Data section:
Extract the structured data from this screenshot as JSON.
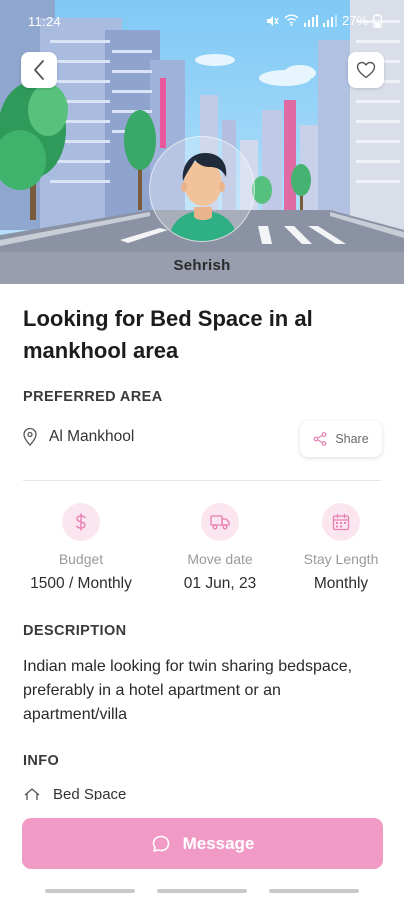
{
  "status_bar": {
    "time": "11:24",
    "battery_text": "27%"
  },
  "hero": {
    "owner_name": "Sehrish"
  },
  "listing": {
    "title": "Looking for Bed Space in al mankhool area",
    "preferred_area_label": "PREFERRED AREA",
    "location": "Al Mankhool",
    "share_label": "Share"
  },
  "stats": [
    {
      "label": "Budget",
      "value": "1500 / Monthly",
      "icon": "dollar-icon"
    },
    {
      "label": "Move date",
      "value": "01 Jun, 23",
      "icon": "truck-icon"
    },
    {
      "label": "Stay Length",
      "value": "Monthly",
      "icon": "calendar-icon"
    }
  ],
  "description": {
    "label": "DESCRIPTION",
    "text": "Indian male looking for twin sharing bedspace, preferably in a hotel apartment or an apartment/villa"
  },
  "info": {
    "label": "INFO",
    "items": [
      "Bed Space"
    ]
  },
  "actions": {
    "message_label": "Message"
  },
  "colors": {
    "accent": "#f19ac6",
    "accent_soft": "#fbe6f0",
    "icon_pink": "#e97fb3"
  }
}
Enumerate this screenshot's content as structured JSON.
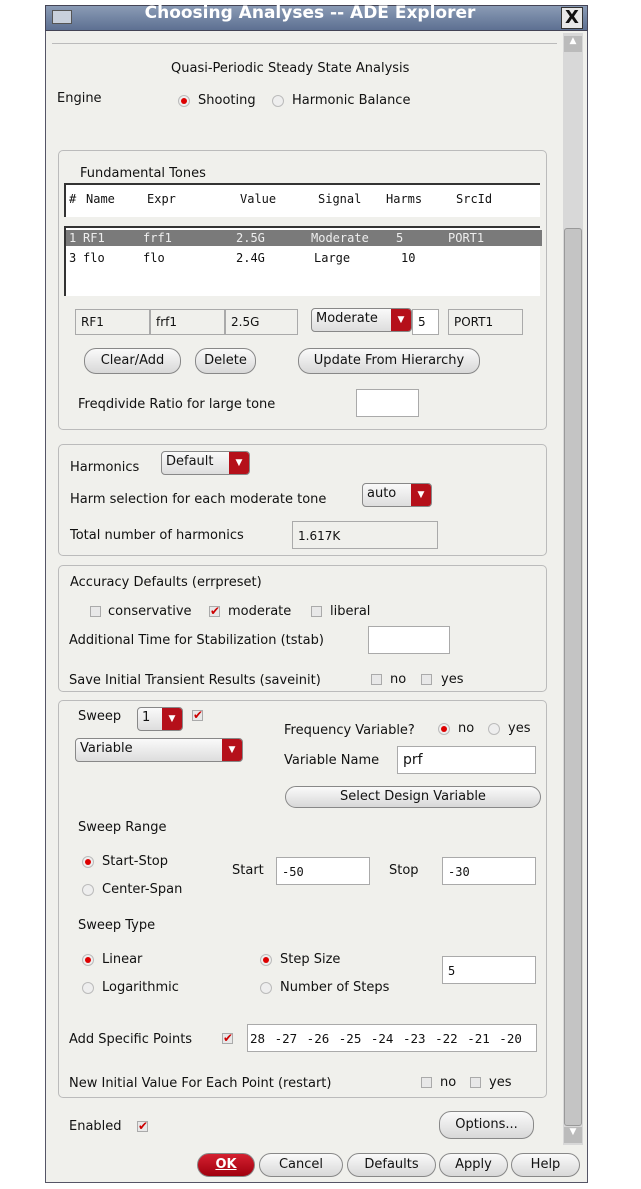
{
  "window": {
    "title": "Choosing Analyses -- ADE Explorer",
    "close": "X"
  },
  "header": {
    "analysis_title": "Quasi-Periodic Steady State Analysis",
    "engine_label": "Engine",
    "engine_options": [
      "Shooting",
      "Harmonic Balance"
    ],
    "engine_selected": "Shooting"
  },
  "tones": {
    "label": "Fundamental Tones",
    "columns": [
      "#",
      "Name",
      "Expr",
      "Value",
      "Signal",
      "Harms",
      "SrcId"
    ],
    "rows": [
      {
        "num": "1",
        "name": "RF1",
        "expr": "frf1",
        "value": "2.5G",
        "signal": "Moderate",
        "harms": "5",
        "srcid": "PORT1",
        "selected": true
      },
      {
        "num": "3",
        "name": "flo",
        "expr": "flo",
        "value": "2.4G",
        "signal": "Large",
        "harms": "10",
        "srcid": "",
        "selected": false
      }
    ],
    "edit": {
      "name": "RF1",
      "expr": "frf1",
      "value": "2.5G",
      "signal": "Moderate",
      "harms": "5",
      "srcid": "PORT1"
    },
    "buttons": {
      "clear_add": "Clear/Add",
      "delete": "Delete",
      "update": "Update From Hierarchy"
    },
    "freqdivide_label": "Freqdivide Ratio for large tone",
    "freqdivide_value": ""
  },
  "harmonics": {
    "label": "Harmonics",
    "value": "Default",
    "harm_sel_label": "Harm selection for each moderate tone",
    "harm_sel_value": "auto",
    "total_label": "Total number of harmonics",
    "total_value": "1.617K"
  },
  "accuracy": {
    "label": "Accuracy Defaults (errpreset)",
    "options": [
      "conservative",
      "moderate",
      "liberal"
    ],
    "selected": "moderate",
    "tstab_label": "Additional Time for Stabilization (tstab)",
    "tstab_value": "",
    "saveinit_label": "Save Initial Transient Results (saveinit)",
    "no": "no",
    "yes": "yes"
  },
  "sweep": {
    "label": "Sweep",
    "count": "1",
    "enabled": true,
    "type": "Variable",
    "freq_var_label": "Frequency Variable?",
    "no": "no",
    "yes": "yes",
    "var_name_label": "Variable Name",
    "var_name": "prf",
    "select_btn": "Select Design Variable",
    "range_label": "Sweep Range",
    "start_stop": "Start-Stop",
    "center_span": "Center-Span",
    "start_label": "Start",
    "start": "-50",
    "stop_label": "Stop",
    "stop": "-30",
    "type_label": "Sweep Type",
    "linear": "Linear",
    "log": "Logarithmic",
    "step_size": "Step Size",
    "num_steps": "Number of Steps",
    "step_value": "5",
    "add_points_label": "Add Specific Points",
    "add_points": "28 -27 -26 -25 -24 -23 -22 -21 -20",
    "restart_label": "New Initial Value For Each Point (restart)"
  },
  "footer": {
    "enabled_label": "Enabled",
    "options": "Options...",
    "ok": "OK",
    "cancel": "Cancel",
    "defaults": "Defaults",
    "apply": "Apply",
    "help": "Help"
  }
}
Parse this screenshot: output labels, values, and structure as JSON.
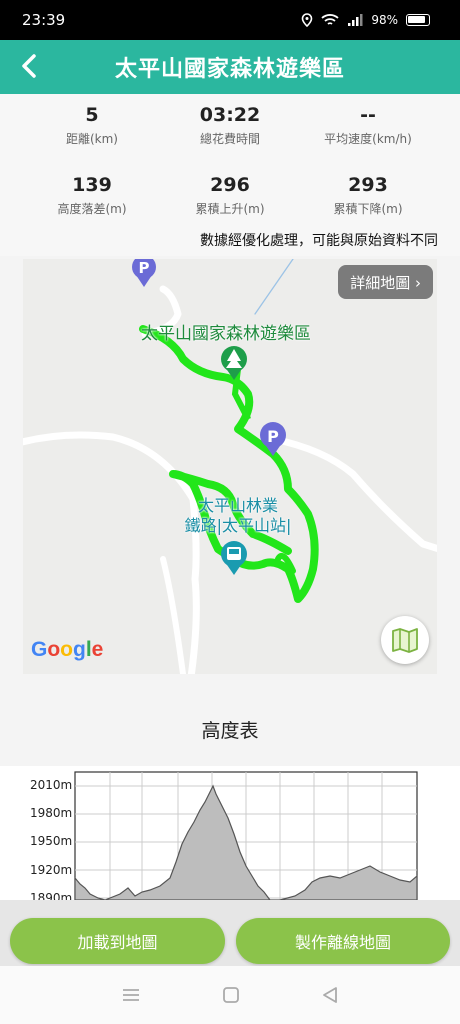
{
  "status": {
    "time": "23:39",
    "battery": "98%"
  },
  "app_bar": {
    "title": "太平山國家森林遊樂區"
  },
  "stats": [
    {
      "value": "5",
      "label": "距離(km)"
    },
    {
      "value": "03:22",
      "label": "總花費時間"
    },
    {
      "value": "--",
      "label": "平均速度(km/h)"
    },
    {
      "value": "139",
      "label": "高度落差(m)"
    },
    {
      "value": "296",
      "label": "累積上升(m)"
    },
    {
      "value": "293",
      "label": "累積下降(m)"
    }
  ],
  "note": "數據經優化處理，可能與原始資料不同",
  "map": {
    "detail_button": "詳細地圖 ›",
    "place_label": "太平山國家森林遊樂區",
    "station_label_1": "太平山林業",
    "station_label_2": "鐵路|太平山站|",
    "google": "Google",
    "route_color": "#22e61a"
  },
  "elevation": {
    "title": "高度表",
    "y_ticks": [
      "2010m",
      "1980m",
      "1950m",
      "1920m",
      "1890m"
    ]
  },
  "buttons": {
    "load_to_map": "加載到地圖",
    "make_offline_map": "製作離線地圖"
  }
}
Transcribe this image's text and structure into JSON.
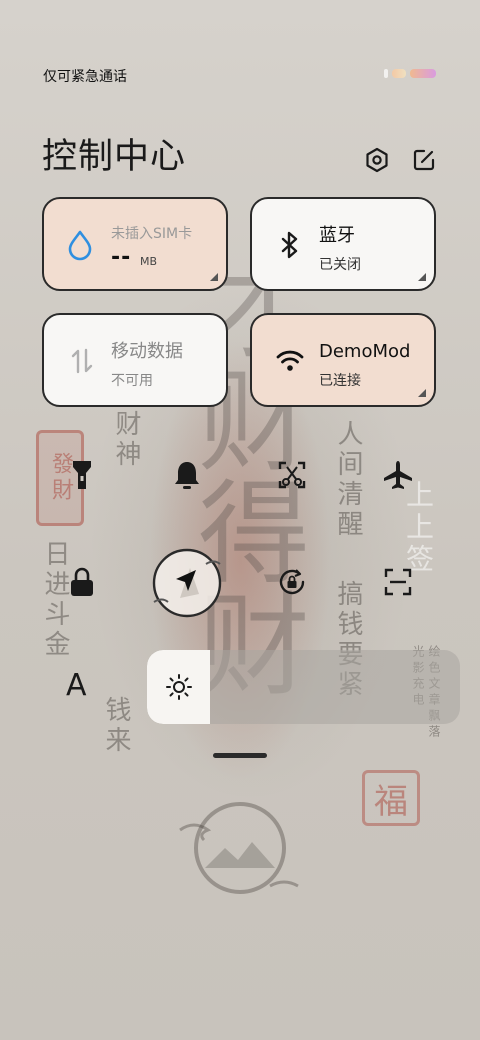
{
  "status_bar": {
    "carrier_text": "仅可紧急通话"
  },
  "header": {
    "title": "控制中心",
    "settings_icon": "hexagon-gear-icon",
    "edit_icon": "edit-icon"
  },
  "tiles": [
    {
      "title": "未插入SIM卡",
      "value": "--",
      "unit": "MB",
      "icon": "water-drop-icon",
      "bg": "#f2ddd0"
    },
    {
      "title": "蓝牙",
      "subtitle": "已关闭",
      "icon": "bluetooth-icon",
      "bg": "#f8f7f5"
    },
    {
      "title": "移动数据",
      "subtitle": "不可用",
      "icon": "data-arrows-icon",
      "bg": "#f8f7f5"
    },
    {
      "title": "DemoMod",
      "subtitle": "已连接",
      "icon": "wifi-icon",
      "bg": "#f2ddd0"
    }
  ],
  "quick_toggles": [
    {
      "name": "flashlight-icon"
    },
    {
      "name": "bell-icon"
    },
    {
      "name": "screenshot-icon"
    },
    {
      "name": "airplane-icon"
    },
    {
      "name": "lock-icon"
    },
    {
      "name": "location-icon"
    },
    {
      "name": "rotation-lock-icon"
    },
    {
      "name": "scan-icon"
    }
  ],
  "brightness": {
    "font_button": "A",
    "icon": "sun-icon",
    "level": 0.2
  },
  "wallpaper": {
    "text_cai_shen": "财神",
    "text_ri_jin": "日进斗金",
    "text_qian_lai": "钱来",
    "text_ren_jian": "人间清醒",
    "text_gao_qian": "搞钱要紧",
    "text_shang_shang": "上上签",
    "text_poem": "绘色文章飘落光影充电",
    "big_text": "才财得财",
    "seal_fu": "福",
    "seal_fa_cai": "發財"
  }
}
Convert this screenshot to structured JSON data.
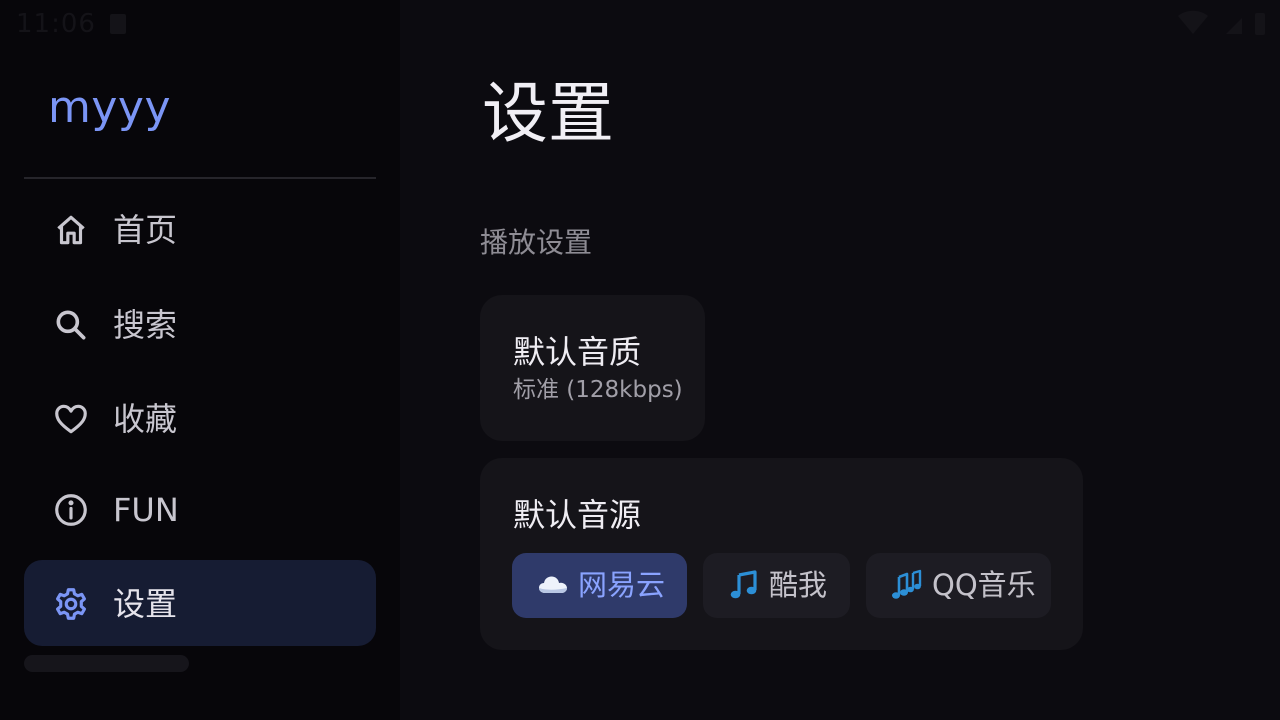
{
  "status_bar": {
    "time": "11:06"
  },
  "sidebar": {
    "brand": "myyy",
    "items": [
      {
        "label": "首页",
        "icon": "home-icon",
        "active": false
      },
      {
        "label": "搜索",
        "icon": "search-icon",
        "active": false
      },
      {
        "label": "收藏",
        "icon": "heart-icon",
        "active": false
      },
      {
        "label": "FUN",
        "icon": "info-icon",
        "active": false
      },
      {
        "label": "设置",
        "icon": "gear-icon",
        "active": true
      }
    ]
  },
  "main": {
    "title": "设置",
    "section_label": "播放设置",
    "quality_card": {
      "title": "默认音质",
      "value": "标准 (128kbps)"
    },
    "source_card": {
      "title": "默认音源",
      "options": [
        {
          "label": "网易云",
          "icon": "cloud-icon",
          "selected": true
        },
        {
          "label": "酷我",
          "icon": "music-note-icon",
          "selected": false
        },
        {
          "label": "QQ音乐",
          "icon": "music-notes-icon",
          "selected": false
        }
      ]
    }
  },
  "colors": {
    "accent": "#7b95f5",
    "active_nav_bg": "#161c33",
    "selected_chip_bg": "#2f3a6a",
    "card_bg": "#151419",
    "background": "#0c0b10"
  }
}
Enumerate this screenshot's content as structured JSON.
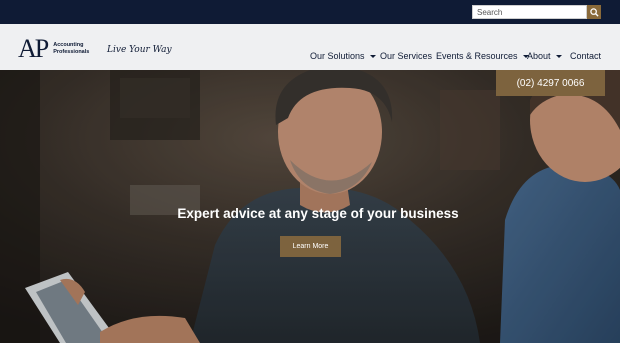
{
  "search": {
    "placeholder": "Search",
    "icon": "search-icon"
  },
  "logo": {
    "mark_a": "A",
    "mark_p": "P",
    "line1": "Accounting",
    "line2": "Professionals",
    "tagline": "Live Your Way"
  },
  "nav": {
    "items": [
      {
        "label": "Our Solutions",
        "has_dropdown": true
      },
      {
        "label": "Our Services",
        "has_dropdown": false
      },
      {
        "label": "Events & Resources",
        "has_dropdown": true
      },
      {
        "label": "About",
        "has_dropdown": true
      },
      {
        "label": "Contact",
        "has_dropdown": false
      }
    ]
  },
  "phone": "(02) 4297 0066",
  "hero": {
    "heading": "Expert advice at any stage of your business",
    "cta": "Learn More"
  },
  "colors": {
    "navy": "#0f1b35",
    "gold": "#7d633e",
    "header_bg": "#eff0f2"
  }
}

Set exercise:
From the data above, copy each line where the string "subtitle" appears.

Correct answer:
      "subtitle": "已关闭",
      "subtitle": "不可用",
      "subtitle": "已连接",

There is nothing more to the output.